━━━━━ EXERCISE MATERIALS

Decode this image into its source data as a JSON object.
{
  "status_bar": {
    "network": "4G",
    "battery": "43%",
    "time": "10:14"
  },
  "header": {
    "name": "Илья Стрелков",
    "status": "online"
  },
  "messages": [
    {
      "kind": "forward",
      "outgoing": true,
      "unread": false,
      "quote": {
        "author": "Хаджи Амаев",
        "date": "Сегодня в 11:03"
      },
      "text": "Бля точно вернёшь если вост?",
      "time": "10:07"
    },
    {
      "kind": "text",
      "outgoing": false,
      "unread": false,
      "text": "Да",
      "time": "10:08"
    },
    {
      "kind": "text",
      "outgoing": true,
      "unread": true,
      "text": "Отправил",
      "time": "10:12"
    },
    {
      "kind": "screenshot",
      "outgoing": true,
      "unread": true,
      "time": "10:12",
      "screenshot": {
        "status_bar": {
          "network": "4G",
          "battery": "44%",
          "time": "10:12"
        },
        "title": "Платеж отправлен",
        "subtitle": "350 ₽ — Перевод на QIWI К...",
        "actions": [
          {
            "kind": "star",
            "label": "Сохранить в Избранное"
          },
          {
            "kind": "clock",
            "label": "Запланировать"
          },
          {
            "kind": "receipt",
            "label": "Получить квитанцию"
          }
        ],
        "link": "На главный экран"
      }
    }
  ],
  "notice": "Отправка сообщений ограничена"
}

━━━━━━━━━━

→ **PROBLEM REQUIREMENTS**:
Copy all the records above exactly, missing none.

→ **COMPLETE OUTPUT**:
Decode this image into its source data as a JSON object.
{
  "status_bar": {
    "network": "4G",
    "battery": "43%",
    "time": "10:14"
  },
  "header": {
    "name": "Илья Стрелков",
    "status": "online"
  },
  "messages": [
    {
      "kind": "forward",
      "outgoing": true,
      "unread": false,
      "quote": {
        "author": "Хаджи Амаев",
        "date": "Сегодня в 11:03"
      },
      "text": "Бля точно вернёшь если вост?",
      "time": "10:07"
    },
    {
      "kind": "text",
      "outgoing": false,
      "unread": false,
      "text": "Да",
      "time": "10:08"
    },
    {
      "kind": "text",
      "outgoing": true,
      "unread": true,
      "text": "Отправил",
      "time": "10:12"
    },
    {
      "kind": "screenshot",
      "outgoing": true,
      "unread": true,
      "time": "10:12",
      "screenshot": {
        "status_bar": {
          "network": "4G",
          "battery": "44%",
          "time": "10:12"
        },
        "title": "Платеж отправлен",
        "subtitle": "350 ₽ — Перевод на QIWI К...",
        "actions": [
          {
            "kind": "star",
            "label": "Сохранить в Избранное"
          },
          {
            "kind": "clock",
            "label": "Запланировать"
          },
          {
            "kind": "receipt",
            "label": "Получить квитанцию"
          }
        ],
        "link": "На главный экран"
      }
    }
  ],
  "notice": "Отправка сообщений ограничена"
}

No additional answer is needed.